Data entries for graphics:
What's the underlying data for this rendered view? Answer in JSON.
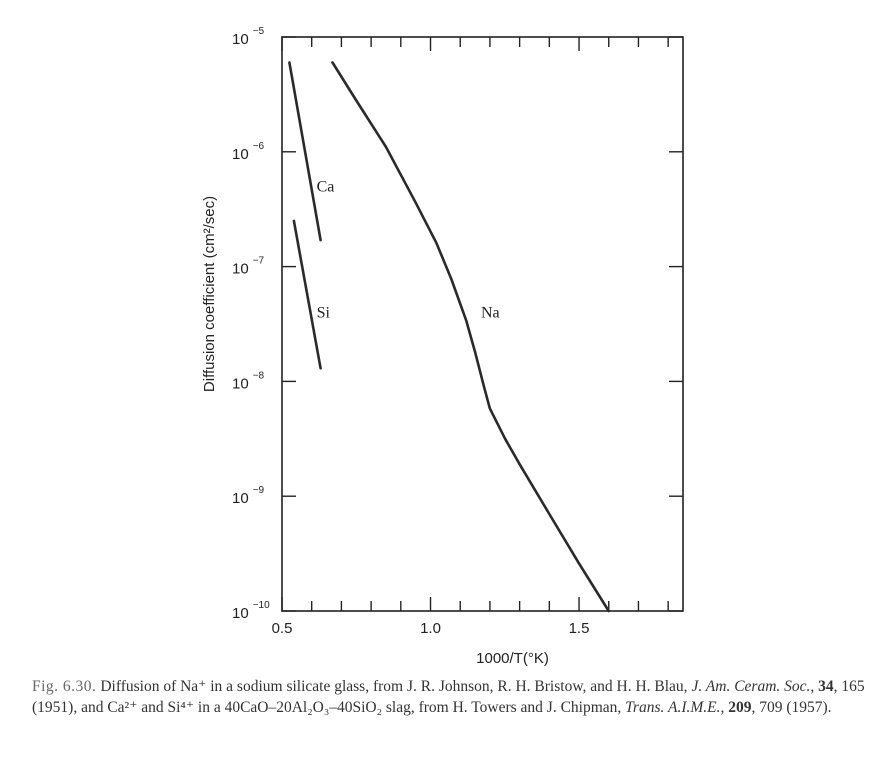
{
  "chart_data": {
    "type": "line",
    "xlabel": "1000/T(°K)",
    "ylabel": "Diffusion coefficient (cm²/sec)",
    "y_scale": "log",
    "xlim": [
      0.5,
      1.85
    ],
    "ylim": [
      1e-10,
      1e-05
    ],
    "x_ticks": [
      {
        "value": 0.5,
        "label": "0.5"
      },
      {
        "value": 1.0,
        "label": "1.0"
      },
      {
        "value": 1.5,
        "label": "1.5"
      }
    ],
    "y_ticks": [
      {
        "value": 1e-05,
        "base": "10",
        "exp": "−5"
      },
      {
        "value": 1e-06,
        "base": "10",
        "exp": "−6"
      },
      {
        "value": 1e-07,
        "base": "10",
        "exp": "−7"
      },
      {
        "value": 1e-08,
        "base": "10",
        "exp": "−8"
      },
      {
        "value": 1e-09,
        "base": "10",
        "exp": "−9"
      },
      {
        "value": 1e-10,
        "base": "10",
        "exp": "−10"
      }
    ],
    "series": [
      {
        "name": "Ca",
        "x": [
          0.525,
          0.63
        ],
        "y": [
          6e-06,
          1.7e-07
        ]
      },
      {
        "name": "Si",
        "x": [
          0.54,
          0.63
        ],
        "y": [
          2.5e-07,
          1.3e-08
        ]
      },
      {
        "name": "Na",
        "x": [
          0.67,
          0.75,
          0.85,
          0.95,
          1.02,
          1.07,
          1.12,
          1.15,
          1.18,
          1.2,
          1.25,
          1.3,
          1.4,
          1.5,
          1.6,
          1.66
        ],
        "y": [
          6e-06,
          2.8e-06,
          1.1e-06,
          3.6e-07,
          1.6e-07,
          7.8e-08,
          3.4e-08,
          1.8e-08,
          9e-09,
          5.8e-09,
          3.2e-09,
          1.9e-09,
          7e-10,
          2.6e-10,
          1e-10,
          6e-11
        ]
      }
    ],
    "grid": false
  },
  "caption": {
    "label": "Fig. 6.30.",
    "parts": [
      {
        "text": "Diffusion of Na⁺ in a sodium silicate glass, from J. R. Johnson, R. H. Bristow, and H. H. Blau, ",
        "style": ""
      },
      {
        "text": "J. Am. Ceram. Soc.",
        "style": "it"
      },
      {
        "text": ", ",
        "style": ""
      },
      {
        "text": "34",
        "style": "b"
      },
      {
        "text": ", 165 (1951), and Ca²⁺ and Si⁴⁺ in a 40CaO–20Al₂O₃–40SiO₂ slag, from H. Towers and J. Chipman, ",
        "style": ""
      },
      {
        "text": "Trans. A.I.M.E.",
        "style": "it"
      },
      {
        "text": ", ",
        "style": ""
      },
      {
        "text": "209",
        "style": "b"
      },
      {
        "text": ", 709 (1957).",
        "style": ""
      }
    ]
  }
}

▸ **JOB**:
Reproduce the entries exactly. Do not carry over any picture.

▸ **FINAL ANSWER**:
What's the underlying data for this rendered view? Answer in JSON.
{
  "chart_data": {
    "type": "line",
    "xlabel": "1000/T(°K)",
    "ylabel": "Diffusion coefficient (cm²/sec)",
    "y_scale": "log",
    "xlim": [
      0.5,
      1.85
    ],
    "ylim": [
      1e-10,
      1e-05
    ],
    "x_ticks": [
      {
        "value": 0.5,
        "label": "0.5"
      },
      {
        "value": 1.0,
        "label": "1.0"
      },
      {
        "value": 1.5,
        "label": "1.5"
      }
    ],
    "y_ticks": [
      {
        "value": 1e-05,
        "base": "10",
        "exp": "−5"
      },
      {
        "value": 1e-06,
        "base": "10",
        "exp": "−6"
      },
      {
        "value": 1e-07,
        "base": "10",
        "exp": "−7"
      },
      {
        "value": 1e-08,
        "base": "10",
        "exp": "−8"
      },
      {
        "value": 1e-09,
        "base": "10",
        "exp": "−9"
      },
      {
        "value": 1e-10,
        "base": "10",
        "exp": "−10"
      }
    ],
    "series": [
      {
        "name": "Ca",
        "x": [
          0.525,
          0.63
        ],
        "y": [
          6e-06,
          1.7e-07
        ]
      },
      {
        "name": "Si",
        "x": [
          0.54,
          0.63
        ],
        "y": [
          2.5e-07,
          1.3e-08
        ]
      },
      {
        "name": "Na",
        "x": [
          0.67,
          0.75,
          0.85,
          0.95,
          1.02,
          1.07,
          1.12,
          1.15,
          1.18,
          1.2,
          1.25,
          1.3,
          1.4,
          1.5,
          1.6,
          1.66
        ],
        "y": [
          6e-06,
          2.8e-06,
          1.1e-06,
          3.6e-07,
          1.6e-07,
          7.8e-08,
          3.4e-08,
          1.8e-08,
          9e-09,
          5.8e-09,
          3.2e-09,
          1.9e-09,
          7e-10,
          2.6e-10,
          1e-10,
          6e-11
        ]
      }
    ],
    "grid": false
  },
  "caption": {
    "label": "Fig. 6.30.",
    "parts": [
      {
        "text": "Diffusion of Na⁺ in a sodium silicate glass, from J. R. Johnson, R. H. Bristow, and H. H. Blau, ",
        "style": ""
      },
      {
        "text": "J. Am. Ceram. Soc.",
        "style": "it"
      },
      {
        "text": ", ",
        "style": ""
      },
      {
        "text": "34",
        "style": "b"
      },
      {
        "text": ", 165 (1951), and Ca²⁺ and Si⁴⁺ in a 40CaO–20Al₂O₃–40SiO₂ slag, from H. Towers and J. Chipman, ",
        "style": ""
      },
      {
        "text": "Trans. A.I.M.E.",
        "style": "it"
      },
      {
        "text": ", ",
        "style": ""
      },
      {
        "text": "209",
        "style": "b"
      },
      {
        "text": ", 709 (1957).",
        "style": ""
      }
    ]
  }
}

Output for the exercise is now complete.